* _Provided records_
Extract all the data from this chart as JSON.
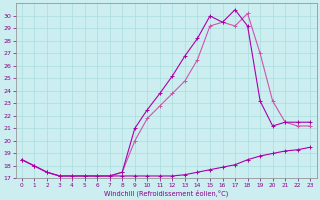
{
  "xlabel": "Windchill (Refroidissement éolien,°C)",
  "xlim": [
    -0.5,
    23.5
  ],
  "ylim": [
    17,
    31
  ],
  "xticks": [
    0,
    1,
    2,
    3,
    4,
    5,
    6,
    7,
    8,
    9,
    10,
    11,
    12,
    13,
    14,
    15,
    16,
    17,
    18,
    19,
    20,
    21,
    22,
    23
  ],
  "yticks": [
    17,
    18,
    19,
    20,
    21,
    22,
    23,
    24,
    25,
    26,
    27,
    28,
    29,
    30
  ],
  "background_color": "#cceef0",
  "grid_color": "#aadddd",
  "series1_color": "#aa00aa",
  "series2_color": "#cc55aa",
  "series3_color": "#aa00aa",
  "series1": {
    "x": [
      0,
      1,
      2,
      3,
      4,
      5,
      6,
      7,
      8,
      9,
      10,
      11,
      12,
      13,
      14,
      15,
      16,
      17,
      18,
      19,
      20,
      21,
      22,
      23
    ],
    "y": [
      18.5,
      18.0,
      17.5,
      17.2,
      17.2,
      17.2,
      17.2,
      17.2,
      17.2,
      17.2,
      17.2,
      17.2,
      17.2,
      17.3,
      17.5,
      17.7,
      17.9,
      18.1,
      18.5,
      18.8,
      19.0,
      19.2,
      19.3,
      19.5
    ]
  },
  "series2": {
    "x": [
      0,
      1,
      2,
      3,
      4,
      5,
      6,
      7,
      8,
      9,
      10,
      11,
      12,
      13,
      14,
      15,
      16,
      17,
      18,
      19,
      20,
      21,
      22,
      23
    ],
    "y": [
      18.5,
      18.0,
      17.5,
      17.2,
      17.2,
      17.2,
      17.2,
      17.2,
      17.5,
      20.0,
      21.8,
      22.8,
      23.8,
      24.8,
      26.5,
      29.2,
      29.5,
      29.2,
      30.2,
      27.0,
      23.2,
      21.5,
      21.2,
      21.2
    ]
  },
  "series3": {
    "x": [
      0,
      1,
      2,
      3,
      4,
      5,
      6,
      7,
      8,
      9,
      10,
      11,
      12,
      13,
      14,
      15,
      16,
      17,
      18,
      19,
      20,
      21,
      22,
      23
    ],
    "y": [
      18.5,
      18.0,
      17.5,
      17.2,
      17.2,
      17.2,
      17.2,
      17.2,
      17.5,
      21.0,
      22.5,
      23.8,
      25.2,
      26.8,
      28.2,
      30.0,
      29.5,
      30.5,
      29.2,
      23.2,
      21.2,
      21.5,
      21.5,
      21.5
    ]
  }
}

* * *

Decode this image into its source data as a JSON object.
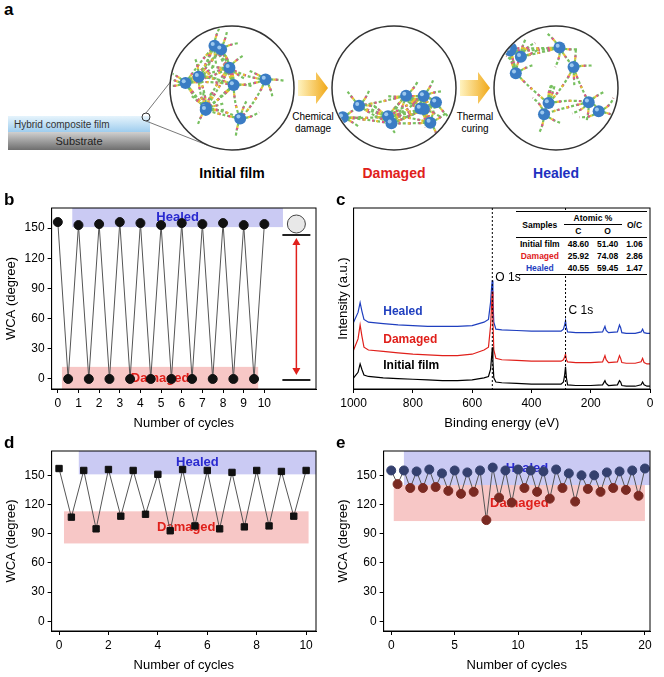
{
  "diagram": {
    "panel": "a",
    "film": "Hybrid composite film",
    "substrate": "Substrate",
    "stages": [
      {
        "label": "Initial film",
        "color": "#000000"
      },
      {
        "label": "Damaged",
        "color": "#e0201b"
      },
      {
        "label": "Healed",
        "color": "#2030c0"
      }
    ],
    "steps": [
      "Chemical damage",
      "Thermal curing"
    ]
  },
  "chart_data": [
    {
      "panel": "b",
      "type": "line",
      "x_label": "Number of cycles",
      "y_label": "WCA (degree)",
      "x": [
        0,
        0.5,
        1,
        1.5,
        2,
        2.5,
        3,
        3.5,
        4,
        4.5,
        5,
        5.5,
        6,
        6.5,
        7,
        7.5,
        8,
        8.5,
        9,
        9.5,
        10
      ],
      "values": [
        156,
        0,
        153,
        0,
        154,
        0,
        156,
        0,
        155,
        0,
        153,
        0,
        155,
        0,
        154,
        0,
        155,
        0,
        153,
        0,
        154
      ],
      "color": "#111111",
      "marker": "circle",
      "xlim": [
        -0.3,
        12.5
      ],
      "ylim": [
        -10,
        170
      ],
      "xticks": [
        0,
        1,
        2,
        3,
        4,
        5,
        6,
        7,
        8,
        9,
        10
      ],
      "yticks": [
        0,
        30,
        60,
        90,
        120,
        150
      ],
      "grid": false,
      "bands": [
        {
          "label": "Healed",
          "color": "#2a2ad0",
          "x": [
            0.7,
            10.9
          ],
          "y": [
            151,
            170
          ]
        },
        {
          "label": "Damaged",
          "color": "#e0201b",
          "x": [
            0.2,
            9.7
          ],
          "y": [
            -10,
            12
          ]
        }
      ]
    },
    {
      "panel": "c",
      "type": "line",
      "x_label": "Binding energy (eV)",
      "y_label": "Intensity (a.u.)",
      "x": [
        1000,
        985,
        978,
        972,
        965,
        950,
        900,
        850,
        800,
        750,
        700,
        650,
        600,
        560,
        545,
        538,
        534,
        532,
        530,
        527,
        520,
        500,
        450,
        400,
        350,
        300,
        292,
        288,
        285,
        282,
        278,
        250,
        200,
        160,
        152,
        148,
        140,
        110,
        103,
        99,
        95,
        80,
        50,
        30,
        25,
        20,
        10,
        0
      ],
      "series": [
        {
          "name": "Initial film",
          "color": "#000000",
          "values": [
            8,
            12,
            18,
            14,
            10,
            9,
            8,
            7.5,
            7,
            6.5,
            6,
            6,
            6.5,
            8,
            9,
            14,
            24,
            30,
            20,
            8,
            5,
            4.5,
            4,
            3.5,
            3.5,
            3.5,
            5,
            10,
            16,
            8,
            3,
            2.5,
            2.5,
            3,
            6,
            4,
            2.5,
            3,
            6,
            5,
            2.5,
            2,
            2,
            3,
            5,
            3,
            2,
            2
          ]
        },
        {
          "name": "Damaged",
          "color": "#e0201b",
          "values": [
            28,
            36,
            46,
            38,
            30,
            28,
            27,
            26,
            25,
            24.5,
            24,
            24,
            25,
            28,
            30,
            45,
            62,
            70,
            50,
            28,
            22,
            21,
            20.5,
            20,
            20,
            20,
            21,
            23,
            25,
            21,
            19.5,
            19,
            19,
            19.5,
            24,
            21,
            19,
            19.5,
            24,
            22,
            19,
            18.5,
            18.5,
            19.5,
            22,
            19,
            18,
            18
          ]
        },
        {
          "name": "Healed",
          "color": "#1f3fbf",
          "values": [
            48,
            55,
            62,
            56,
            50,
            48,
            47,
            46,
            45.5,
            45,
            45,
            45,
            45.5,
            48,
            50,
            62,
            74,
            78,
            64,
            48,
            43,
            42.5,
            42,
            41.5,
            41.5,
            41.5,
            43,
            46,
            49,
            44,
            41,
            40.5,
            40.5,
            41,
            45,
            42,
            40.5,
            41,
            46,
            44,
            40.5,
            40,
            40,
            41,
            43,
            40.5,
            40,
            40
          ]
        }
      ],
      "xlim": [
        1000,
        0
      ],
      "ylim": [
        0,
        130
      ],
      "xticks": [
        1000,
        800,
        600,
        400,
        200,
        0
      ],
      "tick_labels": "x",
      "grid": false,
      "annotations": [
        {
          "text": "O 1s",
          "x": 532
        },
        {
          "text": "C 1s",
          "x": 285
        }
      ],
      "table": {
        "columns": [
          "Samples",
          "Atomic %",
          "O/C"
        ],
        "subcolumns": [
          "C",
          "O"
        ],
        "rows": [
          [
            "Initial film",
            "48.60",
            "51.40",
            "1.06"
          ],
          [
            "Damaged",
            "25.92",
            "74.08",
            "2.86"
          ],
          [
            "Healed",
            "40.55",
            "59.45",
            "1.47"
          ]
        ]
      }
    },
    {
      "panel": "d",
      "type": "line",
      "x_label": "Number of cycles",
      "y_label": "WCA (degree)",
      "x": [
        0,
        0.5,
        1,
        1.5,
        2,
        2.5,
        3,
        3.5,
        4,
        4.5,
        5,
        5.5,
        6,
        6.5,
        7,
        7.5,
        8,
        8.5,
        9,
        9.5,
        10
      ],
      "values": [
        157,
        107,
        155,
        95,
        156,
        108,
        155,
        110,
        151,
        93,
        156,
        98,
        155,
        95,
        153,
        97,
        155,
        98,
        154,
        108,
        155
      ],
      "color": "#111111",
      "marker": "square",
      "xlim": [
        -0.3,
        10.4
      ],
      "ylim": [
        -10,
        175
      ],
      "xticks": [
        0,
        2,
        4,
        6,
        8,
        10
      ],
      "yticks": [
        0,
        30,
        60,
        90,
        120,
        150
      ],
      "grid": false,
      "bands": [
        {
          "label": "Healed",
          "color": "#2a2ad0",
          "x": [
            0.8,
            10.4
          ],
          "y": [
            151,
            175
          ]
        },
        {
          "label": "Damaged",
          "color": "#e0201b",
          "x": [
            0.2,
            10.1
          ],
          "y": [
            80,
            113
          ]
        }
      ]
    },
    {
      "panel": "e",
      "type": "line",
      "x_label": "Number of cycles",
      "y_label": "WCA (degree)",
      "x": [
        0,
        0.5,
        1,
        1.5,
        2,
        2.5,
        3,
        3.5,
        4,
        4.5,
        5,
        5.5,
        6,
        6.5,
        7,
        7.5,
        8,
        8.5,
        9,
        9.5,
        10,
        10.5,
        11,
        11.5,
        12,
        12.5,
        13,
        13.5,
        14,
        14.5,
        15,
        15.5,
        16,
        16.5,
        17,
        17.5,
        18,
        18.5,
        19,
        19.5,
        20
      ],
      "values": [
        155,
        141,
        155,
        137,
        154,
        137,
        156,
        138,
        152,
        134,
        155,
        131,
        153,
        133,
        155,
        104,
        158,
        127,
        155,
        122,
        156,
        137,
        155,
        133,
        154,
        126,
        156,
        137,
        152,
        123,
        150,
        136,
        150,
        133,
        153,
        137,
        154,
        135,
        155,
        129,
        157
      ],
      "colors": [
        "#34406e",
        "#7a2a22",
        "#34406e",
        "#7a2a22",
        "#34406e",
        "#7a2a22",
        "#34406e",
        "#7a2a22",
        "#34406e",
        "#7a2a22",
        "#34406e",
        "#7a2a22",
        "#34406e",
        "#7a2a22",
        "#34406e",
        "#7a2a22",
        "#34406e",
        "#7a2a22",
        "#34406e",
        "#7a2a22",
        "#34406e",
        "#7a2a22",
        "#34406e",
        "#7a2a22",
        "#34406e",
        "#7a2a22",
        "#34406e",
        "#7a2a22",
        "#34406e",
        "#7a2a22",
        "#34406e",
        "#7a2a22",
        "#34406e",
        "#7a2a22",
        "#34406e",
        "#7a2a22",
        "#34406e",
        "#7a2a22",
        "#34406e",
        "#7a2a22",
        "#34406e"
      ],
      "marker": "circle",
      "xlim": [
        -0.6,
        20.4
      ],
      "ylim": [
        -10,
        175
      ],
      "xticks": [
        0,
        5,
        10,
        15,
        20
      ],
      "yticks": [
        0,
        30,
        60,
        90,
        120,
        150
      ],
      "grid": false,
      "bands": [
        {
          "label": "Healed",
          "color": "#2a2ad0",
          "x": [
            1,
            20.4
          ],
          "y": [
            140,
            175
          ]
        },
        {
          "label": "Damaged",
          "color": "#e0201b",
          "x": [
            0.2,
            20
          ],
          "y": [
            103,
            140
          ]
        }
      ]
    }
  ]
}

* _Task description_
Check each line in the records for the word "Initial" and say how many have it, with nothing else.

* _Written response_
3